═════ EL LISTADO ═════
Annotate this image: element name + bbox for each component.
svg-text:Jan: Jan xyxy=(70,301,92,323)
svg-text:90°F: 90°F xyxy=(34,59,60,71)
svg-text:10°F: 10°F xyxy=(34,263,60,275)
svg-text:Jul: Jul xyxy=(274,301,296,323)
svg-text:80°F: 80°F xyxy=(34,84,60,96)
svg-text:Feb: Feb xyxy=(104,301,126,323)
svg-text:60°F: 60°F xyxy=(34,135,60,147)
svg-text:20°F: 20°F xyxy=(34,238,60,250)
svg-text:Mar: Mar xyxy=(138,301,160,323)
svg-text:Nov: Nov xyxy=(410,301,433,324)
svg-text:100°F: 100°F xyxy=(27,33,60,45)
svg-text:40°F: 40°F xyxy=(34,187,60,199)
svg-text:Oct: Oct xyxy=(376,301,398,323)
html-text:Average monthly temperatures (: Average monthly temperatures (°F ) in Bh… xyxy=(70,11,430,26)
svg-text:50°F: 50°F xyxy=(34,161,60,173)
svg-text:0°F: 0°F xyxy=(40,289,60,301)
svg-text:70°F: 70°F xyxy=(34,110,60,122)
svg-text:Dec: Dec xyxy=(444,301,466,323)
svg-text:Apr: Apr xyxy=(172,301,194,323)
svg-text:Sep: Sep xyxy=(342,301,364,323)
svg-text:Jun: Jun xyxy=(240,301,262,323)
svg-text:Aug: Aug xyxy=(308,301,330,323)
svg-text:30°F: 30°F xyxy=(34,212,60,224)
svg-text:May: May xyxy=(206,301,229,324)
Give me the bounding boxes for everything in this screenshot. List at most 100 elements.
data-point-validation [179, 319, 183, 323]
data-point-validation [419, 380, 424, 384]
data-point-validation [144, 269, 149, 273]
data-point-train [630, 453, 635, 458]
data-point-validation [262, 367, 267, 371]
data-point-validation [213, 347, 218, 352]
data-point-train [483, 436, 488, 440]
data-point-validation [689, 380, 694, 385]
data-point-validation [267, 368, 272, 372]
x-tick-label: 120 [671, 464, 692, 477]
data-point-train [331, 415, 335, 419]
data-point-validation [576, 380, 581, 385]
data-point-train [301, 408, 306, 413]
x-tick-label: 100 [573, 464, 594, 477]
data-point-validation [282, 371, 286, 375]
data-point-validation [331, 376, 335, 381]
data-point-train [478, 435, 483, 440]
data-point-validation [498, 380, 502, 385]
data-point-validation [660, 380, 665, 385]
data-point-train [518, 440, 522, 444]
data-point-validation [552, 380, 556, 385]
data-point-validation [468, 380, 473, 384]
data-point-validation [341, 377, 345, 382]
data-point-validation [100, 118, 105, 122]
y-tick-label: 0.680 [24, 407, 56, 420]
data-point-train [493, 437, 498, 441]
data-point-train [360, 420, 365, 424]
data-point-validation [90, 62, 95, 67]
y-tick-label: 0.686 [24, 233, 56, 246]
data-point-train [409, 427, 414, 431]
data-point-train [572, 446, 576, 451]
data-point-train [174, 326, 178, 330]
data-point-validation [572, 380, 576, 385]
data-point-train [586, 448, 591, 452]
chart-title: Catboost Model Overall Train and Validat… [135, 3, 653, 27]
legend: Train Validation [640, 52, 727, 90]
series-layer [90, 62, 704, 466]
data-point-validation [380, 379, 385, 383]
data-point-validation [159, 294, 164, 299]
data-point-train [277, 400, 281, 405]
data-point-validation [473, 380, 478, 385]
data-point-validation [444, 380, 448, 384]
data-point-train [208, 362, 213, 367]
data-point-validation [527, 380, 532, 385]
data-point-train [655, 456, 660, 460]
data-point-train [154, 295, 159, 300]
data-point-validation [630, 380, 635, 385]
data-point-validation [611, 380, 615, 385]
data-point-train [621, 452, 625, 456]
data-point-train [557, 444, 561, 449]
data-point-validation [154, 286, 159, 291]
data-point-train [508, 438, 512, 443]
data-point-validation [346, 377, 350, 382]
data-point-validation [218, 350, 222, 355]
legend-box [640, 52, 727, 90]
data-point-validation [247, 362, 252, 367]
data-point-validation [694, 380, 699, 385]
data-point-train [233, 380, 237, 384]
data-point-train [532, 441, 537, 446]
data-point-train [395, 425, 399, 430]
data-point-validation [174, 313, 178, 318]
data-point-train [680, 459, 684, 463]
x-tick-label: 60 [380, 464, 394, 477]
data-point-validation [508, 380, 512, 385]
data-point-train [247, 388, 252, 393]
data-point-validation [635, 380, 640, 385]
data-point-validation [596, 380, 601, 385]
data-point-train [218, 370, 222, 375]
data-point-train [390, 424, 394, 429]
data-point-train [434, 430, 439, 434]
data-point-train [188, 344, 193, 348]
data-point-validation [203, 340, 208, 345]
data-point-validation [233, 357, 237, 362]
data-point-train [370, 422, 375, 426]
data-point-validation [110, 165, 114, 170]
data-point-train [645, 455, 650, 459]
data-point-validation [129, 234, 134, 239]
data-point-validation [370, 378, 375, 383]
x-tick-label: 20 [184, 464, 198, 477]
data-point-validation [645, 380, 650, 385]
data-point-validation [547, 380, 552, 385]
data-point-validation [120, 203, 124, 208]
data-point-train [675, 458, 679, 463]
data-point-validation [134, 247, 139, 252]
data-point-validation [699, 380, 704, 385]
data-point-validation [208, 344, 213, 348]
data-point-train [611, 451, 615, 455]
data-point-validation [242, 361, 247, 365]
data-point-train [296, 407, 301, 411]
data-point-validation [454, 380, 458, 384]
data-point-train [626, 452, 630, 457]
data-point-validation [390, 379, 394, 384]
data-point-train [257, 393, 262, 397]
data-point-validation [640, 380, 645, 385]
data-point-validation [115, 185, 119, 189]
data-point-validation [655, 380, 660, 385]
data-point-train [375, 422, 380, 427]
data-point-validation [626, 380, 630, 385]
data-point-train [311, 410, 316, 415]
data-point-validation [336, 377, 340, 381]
═════
## TAREA
Devuelve íntegro el listado anterior, con cada línea idéntica y en el mismo orden.

## SALIDA ESPERADA
Annotate this image: element name + bbox for each component.
svg-text:Jan: Jan xyxy=(70,301,92,323)
svg-text:90°F: 90°F xyxy=(34,59,60,71)
svg-text:10°F: 10°F xyxy=(34,263,60,275)
svg-text:Jul: Jul xyxy=(274,301,296,323)
svg-text:80°F: 80°F xyxy=(34,84,60,96)
svg-text:Feb: Feb xyxy=(104,301,126,323)
svg-text:60°F: 60°F xyxy=(34,135,60,147)
svg-text:20°F: 20°F xyxy=(34,238,60,250)
svg-text:Mar: Mar xyxy=(138,301,160,323)
svg-text:Nov: Nov xyxy=(410,301,433,324)
svg-text:100°F: 100°F xyxy=(27,33,60,45)
svg-text:40°F: 40°F xyxy=(34,187,60,199)
svg-text:Oct: Oct xyxy=(376,301,398,323)
html-text:Average monthly temperatures (: Average monthly temperatures (°F ) in Bh… xyxy=(70,11,430,26)
svg-text:50°F: 50°F xyxy=(34,161,60,173)
svg-text:0°F: 0°F xyxy=(40,289,60,301)
svg-text:70°F: 70°F xyxy=(34,110,60,122)
svg-text:Dec: Dec xyxy=(444,301,466,323)
svg-text:Apr: Apr xyxy=(172,301,194,323)
svg-text:Sep: Sep xyxy=(342,301,364,323)
svg-text:Jun: Jun xyxy=(240,301,262,323)
svg-text:Aug: Aug xyxy=(308,301,330,323)
svg-text:30°F: 30°F xyxy=(34,212,60,224)
svg-text:May: May xyxy=(206,301,229,324)
Give me the bounding boxes for everything in this screenshot. List at most 100 elements.
data-point-validation [179, 319, 183, 323]
data-point-validation [419, 380, 424, 384]
data-point-validation [144, 269, 149, 273]
data-point-train [630, 453, 635, 458]
data-point-validation [262, 367, 267, 371]
data-point-validation [213, 347, 218, 352]
data-point-train [483, 436, 488, 440]
data-point-validation [689, 380, 694, 385]
data-point-validation [267, 368, 272, 372]
x-tick-label: 120 [671, 464, 692, 477]
data-point-train [331, 415, 335, 419]
data-point-validation [576, 380, 581, 385]
data-point-train [301, 408, 306, 413]
x-tick-label: 100 [573, 464, 594, 477]
data-point-validation [282, 371, 286, 375]
data-point-validation [331, 376, 335, 381]
data-point-train [478, 435, 483, 440]
data-point-validation [498, 380, 502, 385]
data-point-validation [660, 380, 665, 385]
data-point-train [518, 440, 522, 444]
data-point-validation [552, 380, 556, 385]
data-point-validation [468, 380, 473, 384]
data-point-validation [341, 377, 345, 382]
data-point-validation [100, 118, 105, 122]
y-tick-label: 0.680 [24, 407, 56, 420]
data-point-train [493, 437, 498, 441]
data-point-train [360, 420, 365, 424]
data-point-validation [90, 62, 95, 67]
y-tick-label: 0.686 [24, 233, 56, 246]
data-point-train [409, 427, 414, 431]
data-point-train [572, 446, 576, 451]
data-point-train [174, 326, 178, 330]
data-point-validation [572, 380, 576, 385]
data-point-train [586, 448, 591, 452]
chart-title: Catboost Model Overall Train and Validat… [135, 3, 653, 27]
legend: Train Validation [640, 52, 727, 90]
series-layer [90, 62, 704, 466]
data-point-validation [380, 379, 385, 383]
data-point-validation [159, 294, 164, 299]
data-point-train [277, 400, 281, 405]
data-point-validation [473, 380, 478, 385]
data-point-validation [444, 380, 448, 384]
data-point-train [208, 362, 213, 367]
data-point-validation [527, 380, 532, 385]
data-point-train [655, 456, 660, 460]
data-point-train [154, 295, 159, 300]
data-point-validation [630, 380, 635, 385]
data-point-validation [611, 380, 615, 385]
data-point-train [621, 452, 625, 456]
data-point-train [557, 444, 561, 449]
data-point-validation [154, 286, 159, 291]
data-point-train [508, 438, 512, 443]
data-point-validation [346, 377, 350, 382]
data-point-validation [218, 350, 222, 355]
legend-box [640, 52, 727, 90]
data-point-validation [247, 362, 252, 367]
data-point-validation [694, 380, 699, 385]
data-point-train [233, 380, 237, 384]
data-point-train [532, 441, 537, 446]
data-point-train [395, 425, 399, 430]
data-point-validation [174, 313, 178, 318]
data-point-train [680, 459, 684, 463]
x-tick-label: 60 [380, 464, 394, 477]
data-point-validation [508, 380, 512, 385]
data-point-train [247, 388, 252, 393]
data-point-validation [635, 380, 640, 385]
data-point-validation [596, 380, 601, 385]
data-point-train [218, 370, 222, 375]
data-point-train [390, 424, 394, 429]
data-point-train [434, 430, 439, 434]
data-point-train [188, 344, 193, 348]
data-point-validation [203, 340, 208, 345]
data-point-validation [233, 357, 237, 362]
data-point-train [370, 422, 375, 426]
data-point-validation [110, 165, 114, 170]
data-point-train [645, 455, 650, 459]
data-point-validation [129, 234, 134, 239]
data-point-validation [370, 378, 375, 383]
x-tick-label: 20 [184, 464, 198, 477]
data-point-validation [645, 380, 650, 385]
data-point-validation [547, 380, 552, 385]
data-point-validation [120, 203, 124, 208]
data-point-train [675, 458, 679, 463]
data-point-validation [134, 247, 139, 252]
data-point-validation [699, 380, 704, 385]
data-point-validation [208, 344, 213, 348]
data-point-train [611, 451, 615, 455]
data-point-validation [242, 361, 247, 365]
data-point-train [296, 407, 301, 411]
data-point-validation [454, 380, 458, 384]
data-point-train [626, 452, 630, 457]
data-point-validation [390, 379, 394, 384]
data-point-train [257, 393, 262, 397]
data-point-validation [640, 380, 645, 385]
data-point-validation [115, 185, 119, 189]
data-point-validation [655, 380, 660, 385]
data-point-train [375, 422, 380, 427]
data-point-validation [626, 380, 630, 385]
data-point-train [311, 410, 316, 415]
data-point-validation [336, 377, 340, 381]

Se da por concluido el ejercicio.